╭─ TASK DATA

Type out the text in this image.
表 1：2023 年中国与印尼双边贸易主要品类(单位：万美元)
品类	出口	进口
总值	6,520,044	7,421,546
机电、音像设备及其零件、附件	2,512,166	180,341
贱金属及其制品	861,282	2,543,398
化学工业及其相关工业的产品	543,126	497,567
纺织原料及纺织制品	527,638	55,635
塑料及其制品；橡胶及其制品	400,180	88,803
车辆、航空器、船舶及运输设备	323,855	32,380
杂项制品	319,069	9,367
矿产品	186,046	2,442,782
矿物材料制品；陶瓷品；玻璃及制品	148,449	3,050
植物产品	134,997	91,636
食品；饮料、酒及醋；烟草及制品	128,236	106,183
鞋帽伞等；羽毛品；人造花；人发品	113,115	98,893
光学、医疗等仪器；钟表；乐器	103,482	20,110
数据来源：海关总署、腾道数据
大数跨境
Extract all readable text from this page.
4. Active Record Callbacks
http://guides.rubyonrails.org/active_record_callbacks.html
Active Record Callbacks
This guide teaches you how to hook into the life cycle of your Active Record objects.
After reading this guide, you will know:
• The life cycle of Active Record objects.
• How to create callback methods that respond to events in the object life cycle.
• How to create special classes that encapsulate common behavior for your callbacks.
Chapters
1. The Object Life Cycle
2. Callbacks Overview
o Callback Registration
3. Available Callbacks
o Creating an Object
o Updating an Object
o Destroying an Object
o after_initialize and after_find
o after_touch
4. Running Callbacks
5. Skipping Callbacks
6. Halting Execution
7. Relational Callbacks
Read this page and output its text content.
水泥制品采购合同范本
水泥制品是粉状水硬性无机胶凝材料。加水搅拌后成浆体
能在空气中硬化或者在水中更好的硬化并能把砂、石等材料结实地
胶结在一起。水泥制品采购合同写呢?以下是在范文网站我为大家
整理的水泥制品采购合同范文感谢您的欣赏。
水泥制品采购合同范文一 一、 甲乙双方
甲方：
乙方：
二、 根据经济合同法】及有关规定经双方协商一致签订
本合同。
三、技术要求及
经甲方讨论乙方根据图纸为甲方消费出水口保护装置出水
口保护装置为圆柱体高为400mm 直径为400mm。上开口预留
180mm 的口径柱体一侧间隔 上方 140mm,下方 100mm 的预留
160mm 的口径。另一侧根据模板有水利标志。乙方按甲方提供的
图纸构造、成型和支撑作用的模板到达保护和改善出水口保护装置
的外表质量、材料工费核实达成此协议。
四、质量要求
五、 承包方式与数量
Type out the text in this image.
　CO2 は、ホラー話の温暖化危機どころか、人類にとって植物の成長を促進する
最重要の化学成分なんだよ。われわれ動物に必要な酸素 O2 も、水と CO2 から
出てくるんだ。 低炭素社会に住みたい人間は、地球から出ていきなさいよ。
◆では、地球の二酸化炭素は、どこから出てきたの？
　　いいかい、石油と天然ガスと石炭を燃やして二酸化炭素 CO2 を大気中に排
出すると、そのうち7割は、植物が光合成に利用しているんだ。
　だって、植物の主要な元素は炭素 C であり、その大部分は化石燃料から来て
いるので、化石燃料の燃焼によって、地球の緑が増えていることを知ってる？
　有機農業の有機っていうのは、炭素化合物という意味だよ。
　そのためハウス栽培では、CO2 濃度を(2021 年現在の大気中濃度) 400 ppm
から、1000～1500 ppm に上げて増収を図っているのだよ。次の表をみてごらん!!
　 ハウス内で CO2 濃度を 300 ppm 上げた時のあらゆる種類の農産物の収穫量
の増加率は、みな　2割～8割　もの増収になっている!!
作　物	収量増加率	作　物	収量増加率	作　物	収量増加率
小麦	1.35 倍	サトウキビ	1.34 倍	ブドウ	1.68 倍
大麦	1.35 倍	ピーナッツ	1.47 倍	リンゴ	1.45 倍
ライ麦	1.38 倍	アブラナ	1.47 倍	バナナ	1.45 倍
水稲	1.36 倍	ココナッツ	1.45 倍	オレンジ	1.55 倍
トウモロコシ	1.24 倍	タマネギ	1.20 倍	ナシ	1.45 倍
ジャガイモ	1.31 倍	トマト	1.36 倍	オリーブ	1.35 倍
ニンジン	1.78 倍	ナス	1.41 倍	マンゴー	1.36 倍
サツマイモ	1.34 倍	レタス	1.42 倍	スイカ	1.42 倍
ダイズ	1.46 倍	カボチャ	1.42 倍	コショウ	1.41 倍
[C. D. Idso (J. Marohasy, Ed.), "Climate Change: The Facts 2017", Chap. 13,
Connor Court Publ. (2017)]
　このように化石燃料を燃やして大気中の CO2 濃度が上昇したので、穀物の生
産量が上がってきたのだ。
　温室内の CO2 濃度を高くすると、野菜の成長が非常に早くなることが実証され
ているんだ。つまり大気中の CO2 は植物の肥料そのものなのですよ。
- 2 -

╰─

**WRITTEN TASK:** Copy each line of the records containing the string "text".

**ANSWER TO THIS EXERCISE:**
Type out the text in this image.
Extract all readable text from this page.
Read this page and output its text content.
Type out the text in this image.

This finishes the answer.